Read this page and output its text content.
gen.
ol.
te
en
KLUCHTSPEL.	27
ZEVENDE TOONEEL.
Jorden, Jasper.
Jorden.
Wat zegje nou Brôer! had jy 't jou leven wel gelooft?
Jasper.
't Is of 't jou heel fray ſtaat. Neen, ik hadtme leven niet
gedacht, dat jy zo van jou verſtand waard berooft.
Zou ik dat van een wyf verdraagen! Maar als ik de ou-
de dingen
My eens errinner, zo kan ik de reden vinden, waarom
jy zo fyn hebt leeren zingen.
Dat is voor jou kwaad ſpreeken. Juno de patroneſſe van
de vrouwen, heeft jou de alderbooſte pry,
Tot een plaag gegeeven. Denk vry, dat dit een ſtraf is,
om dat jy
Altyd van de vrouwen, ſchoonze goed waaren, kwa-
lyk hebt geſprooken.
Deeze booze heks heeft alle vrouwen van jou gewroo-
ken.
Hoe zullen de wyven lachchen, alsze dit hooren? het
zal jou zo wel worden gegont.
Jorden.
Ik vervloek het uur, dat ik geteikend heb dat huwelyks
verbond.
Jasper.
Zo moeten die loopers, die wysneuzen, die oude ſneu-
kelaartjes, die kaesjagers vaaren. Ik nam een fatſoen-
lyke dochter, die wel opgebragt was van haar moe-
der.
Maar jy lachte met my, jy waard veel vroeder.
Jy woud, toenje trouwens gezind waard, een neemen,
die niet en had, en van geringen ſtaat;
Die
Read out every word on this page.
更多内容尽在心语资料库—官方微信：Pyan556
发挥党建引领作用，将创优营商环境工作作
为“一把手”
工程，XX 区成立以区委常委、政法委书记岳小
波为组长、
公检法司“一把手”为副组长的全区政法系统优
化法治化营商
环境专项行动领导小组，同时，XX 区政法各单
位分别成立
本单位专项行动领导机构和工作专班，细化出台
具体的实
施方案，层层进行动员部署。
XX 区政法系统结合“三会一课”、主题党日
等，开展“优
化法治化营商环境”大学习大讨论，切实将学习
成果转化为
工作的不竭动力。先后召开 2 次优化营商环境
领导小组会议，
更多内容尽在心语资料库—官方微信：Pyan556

________

Exactly reproduce the lines from the one containing "Read out every word on this page." through the end of the records, and only those lines.

**Solution**:
Read out every word on this page.
更多内容尽在心语资料库—官方微信：Pyan556
发挥党建引领作用，将创优营商环境工作作
为“一把手”
工程，XX 区成立以区委常委、政法委书记岳小
波为组长、
公检法司“一把手”为副组长的全区政法系统优
化法治化营商
环境专项行动领导小组，同时，XX 区政法各单
位分别成立
本单位专项行动领导机构和工作专班，细化出台
具体的实
施方案，层层进行动员部署。
XX 区政法系统结合“三会一课”、主题党日
等，开展“优
化法治化营商环境”大学习大讨论，切实将学习
成果转化为
工作的不竭动力。先后召开 2 次优化营商环境
领导小组会议，
更多内容尽在心语资料库—官方微信：Pyan556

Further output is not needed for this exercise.